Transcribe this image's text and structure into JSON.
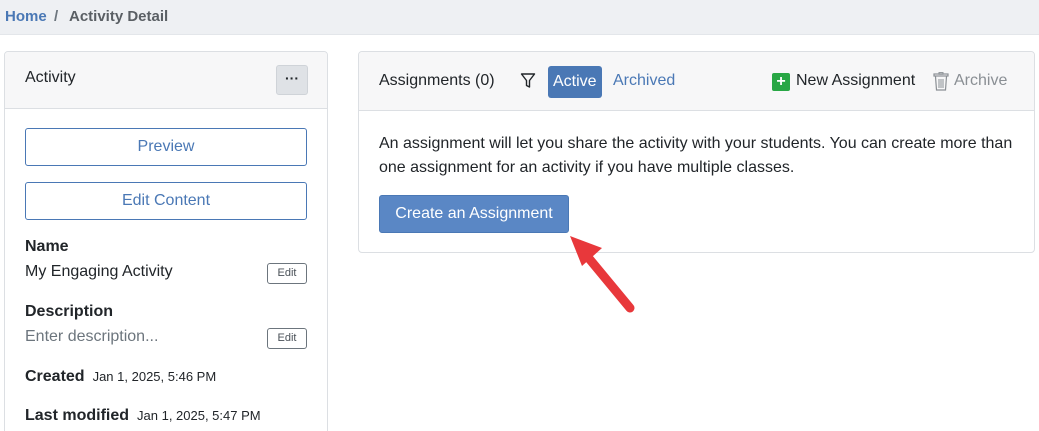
{
  "breadcrumb": {
    "home": "Home",
    "separator": "/",
    "current": "Activity Detail"
  },
  "activity_card": {
    "title": "Activity",
    "more_label": "···",
    "preview_label": "Preview",
    "edit_content_label": "Edit Content",
    "name_label": "Name",
    "name_value": "My Engaging Activity",
    "edit_label": "Edit",
    "description_label": "Description",
    "description_placeholder": "Enter description...",
    "created_label": "Created",
    "created_value": "Jan 1, 2025, 5:46 PM",
    "modified_label": "Last modified",
    "modified_value": "Jan 1, 2025, 5:47 PM"
  },
  "assignments_card": {
    "title": "Assignments (0)",
    "tab_active": "Active",
    "tab_archived": "Archived",
    "new_assignment_label": "New Assignment",
    "new_assignment_icon": "plus-icon",
    "archive_label": "Archive",
    "archive_icon": "trash-icon",
    "body_text": "An assignment will let you share the activity with your students. You can create more than one assignment for an activity if you have multiple classes.",
    "create_button_label": "Create an Assignment"
  },
  "colors": {
    "primary": "#4a78b5",
    "success": "#28a745",
    "annotation_arrow": "#e8383b"
  }
}
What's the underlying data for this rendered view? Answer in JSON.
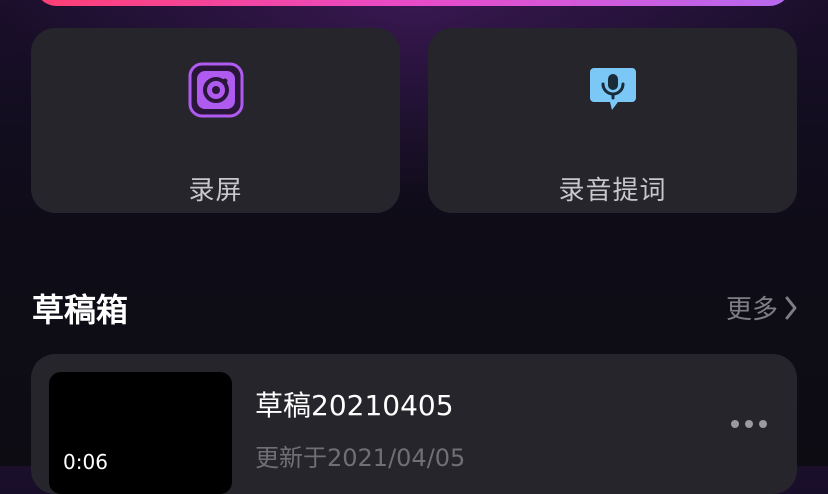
{
  "shortcuts": [
    {
      "label": "录屏",
      "icon": "screen-record-icon"
    },
    {
      "label": "录音提词",
      "icon": "microphone-icon"
    }
  ],
  "drafts": {
    "title": "草稿箱",
    "more_label": "更多",
    "items": [
      {
        "name": "草稿20210405",
        "updated": "更新于2021/04/05",
        "duration": "0:06"
      }
    ]
  },
  "colors": {
    "banner_gradient": [
      "#ff3f73",
      "#e84bc8",
      "#b76af0"
    ],
    "card_bg": "#25252b",
    "record_icon": "#b05bf0",
    "mic_icon": "#7bc8f6"
  }
}
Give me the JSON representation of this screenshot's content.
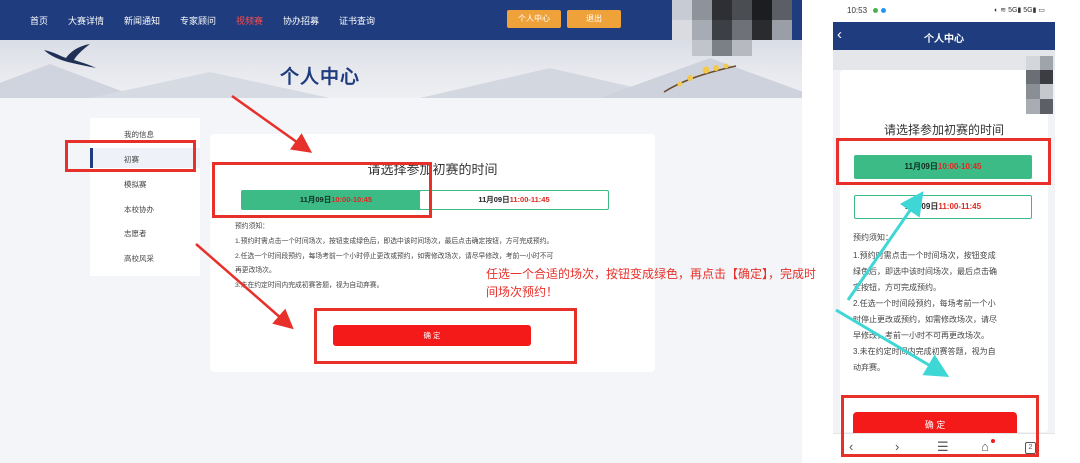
{
  "desktop": {
    "nav": [
      {
        "label": "首页",
        "active": false
      },
      {
        "label": "大赛详情",
        "active": false
      },
      {
        "label": "新闻通知",
        "active": false
      },
      {
        "label": "专家顾问",
        "active": false
      },
      {
        "label": "视频赛",
        "active": true
      },
      {
        "label": "协办招募",
        "active": false
      },
      {
        "label": "证书查询",
        "active": false
      }
    ],
    "user_center_btn": "个人中心",
    "logout_btn": "退出",
    "banner_title": "个人中心",
    "sidebar": [
      {
        "label": "我的信息",
        "active": false
      },
      {
        "label": "初赛",
        "active": true
      },
      {
        "label": "模拟赛",
        "active": false
      },
      {
        "label": "本校协办",
        "active": false
      },
      {
        "label": "志愿者",
        "active": false
      },
      {
        "label": "高校风采",
        "active": false
      }
    ],
    "content_title": "请选择参加初赛的时间",
    "slots": [
      {
        "date": "11月09日",
        "time": "10:00-10:45",
        "selected": true
      },
      {
        "date": "11月09日",
        "time": "11:00-11:45",
        "selected": false
      }
    ],
    "notes_title": "预约须知：",
    "notes": [
      "1.预约时需点击一个时间场次，按钮变成绿色后，即选中该时间场次，最后点击确定按钮，方可完成预约。",
      "2.任选一个时间段预约，每场考前一个小时停止更改或预约，如需修改场次，请尽早修改，考前一小时不可",
      "再更改场次。",
      "3.未在约定时间内完成初赛答题，视为自动弃赛。"
    ],
    "confirm_btn": "确 定",
    "instruction": "任选一个合适的场次，按钮变成绿色，再点击【确定】，完成时间场次预约！"
  },
  "phone": {
    "status_time": "10:53",
    "status_icons": "◐ ≋ 5G▮ 5G▮ ▭",
    "back_icon": "‹",
    "header_title": "个人中心",
    "question": "请选择参加初赛的时间",
    "slots": [
      {
        "date": "11月09日",
        "time": "10:00-10:45",
        "selected": true
      },
      {
        "date": "11月09日",
        "time": "11:00-11:45",
        "selected": false
      }
    ],
    "notes_title": "预约须知：",
    "notes": [
      "1.预约时需点击一个时间场次，按钮变成",
      "绿色后，即选中该时间场次，最后点击确",
      "定按钮，方可完成预约。",
      "2.任选一个时间段预约，每场考前一个小",
      "时停止更改或预约，如需修改场次，请尽",
      "早修改，考前一小时不可再更改场次。",
      "3.未在约定时间内完成初赛答题，视为自",
      "动弃赛。"
    ],
    "confirm_btn": "确 定",
    "navbar": {
      "back": "‹",
      "forward": "›",
      "menu": "☰",
      "home": "⌂",
      "tabs_count": "2"
    }
  },
  "colors": {
    "nav_blue": "#1e3c7e",
    "slot_green": "#3dbb87",
    "confirm_red": "#f41a1a",
    "annotation_red": "#e8302a",
    "arrow_teal": "#3fd6d6",
    "nav_button_orange": "#f0a23a"
  }
}
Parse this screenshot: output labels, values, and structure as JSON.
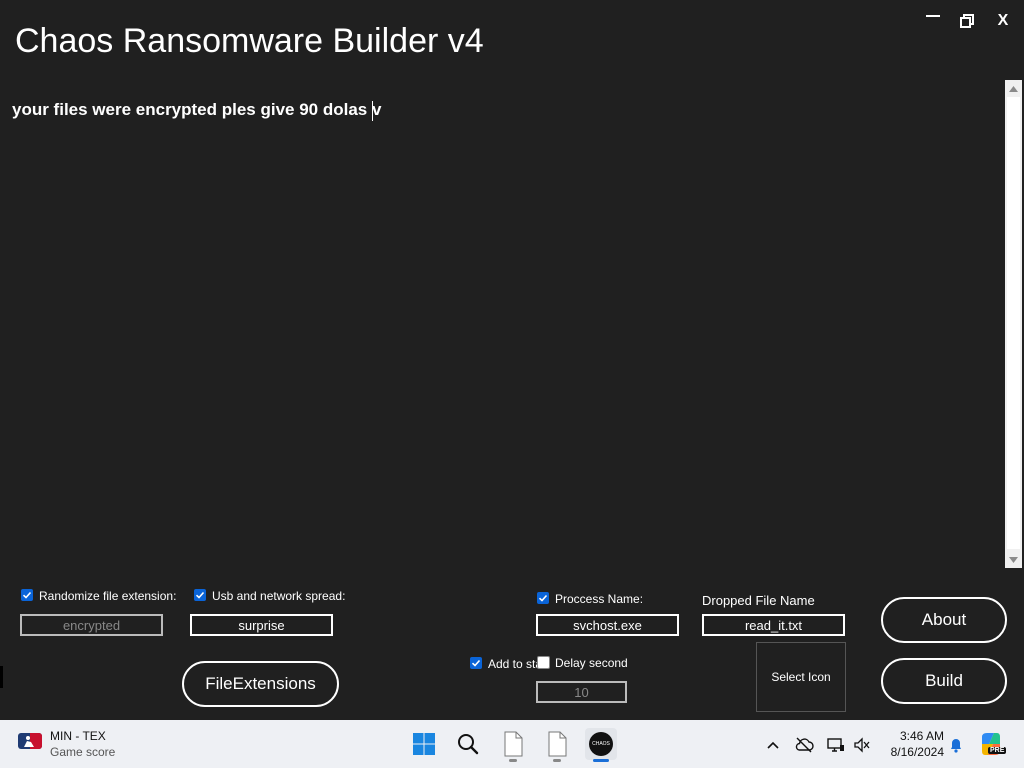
{
  "window": {
    "title": "Chaos Ransomware Builder v4",
    "minimize": "—",
    "close": "X"
  },
  "note": {
    "text": "your files were encrypted ples give 90 dolas v"
  },
  "options": {
    "randomize_label": "Randomize file extension:",
    "randomize_checked": true,
    "randomize_value": "encrypted",
    "usb_label": "Usb and network spread:",
    "usb_checked": true,
    "usb_value": "surprise",
    "process_label": "Proccess Name:",
    "process_checked": true,
    "process_value": "svchost.exe",
    "dropped_label": "Dropped File Name",
    "dropped_value": "read_it.txt",
    "startup_label": "Add to sta",
    "startup_checked": true,
    "delay_label": "Delay second",
    "delay_checked": false,
    "delay_value": "10"
  },
  "buttons": {
    "file_extensions": "FileExtensions",
    "select_icon": "Select Icon",
    "about": "About",
    "build": "Build"
  },
  "taskbar": {
    "widget_title": "MIN - TEX",
    "widget_subtitle": "Game score",
    "clock_time": "3:46 AM",
    "clock_date": "8/16/2024",
    "app_icon_text": "CHAOS",
    "copilot_badge": "PRE",
    "icons": [
      "mlb-logo-icon",
      "windows-start-icon",
      "search-icon",
      "file-icon",
      "file-icon",
      "chaos-app-icon",
      "chevron-up-icon",
      "cloud-off-icon",
      "display-icon",
      "speaker-muted-icon",
      "bell-icon",
      "copilot-icon"
    ]
  }
}
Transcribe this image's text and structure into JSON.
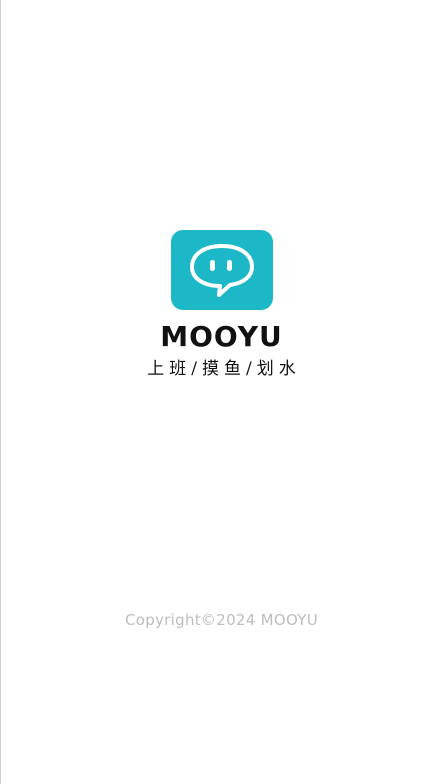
{
  "splash": {
    "logo_icon": "speech-bubble-face-icon",
    "brand_color": "#1cb8c8",
    "app_name": "MOOYU",
    "slogan": "上班/摸鱼/划水",
    "copyright": "Copyright©2024 MOOYU"
  }
}
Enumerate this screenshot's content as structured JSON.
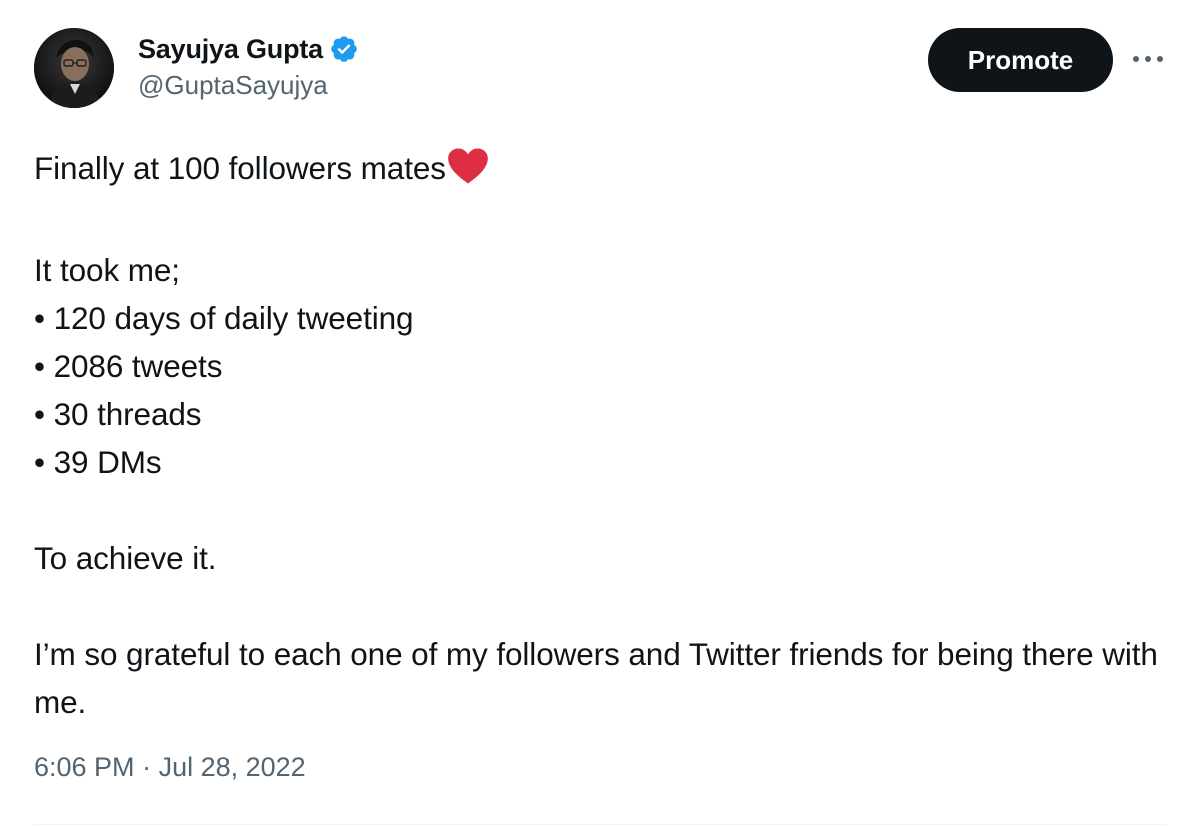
{
  "author": {
    "display_name": "Sayujya Gupta",
    "handle": "@GuptaSayujya",
    "verified": true
  },
  "actions": {
    "promote_label": "Promote",
    "more_icon": "more-horizontal-icon"
  },
  "tweet": {
    "line_1": "Finally at 100 followers mates",
    "line_1_emoji": "red-heart",
    "line_2": "It took me;",
    "bullets": [
      "• 120 days of daily tweeting",
      "• 2086 tweets",
      "• 30 threads",
      "• 39 DMs"
    ],
    "line_3": "To achieve it.",
    "line_4": "I’m so grateful to each one of my followers and Twitter friends for being there with me."
  },
  "meta": {
    "time": "6:06 PM",
    "separator": " · ",
    "date": "Jul 28, 2022"
  },
  "colors": {
    "text_primary": "#0f1419",
    "text_secondary": "#536471",
    "verified_blue": "#1d9bf0",
    "heart_red": "#e0245e",
    "button_dark": "#0f1419"
  }
}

+++

Instruction
Give only the count of lines in this material that contain the string "即选中该时间场次".

Answer below
2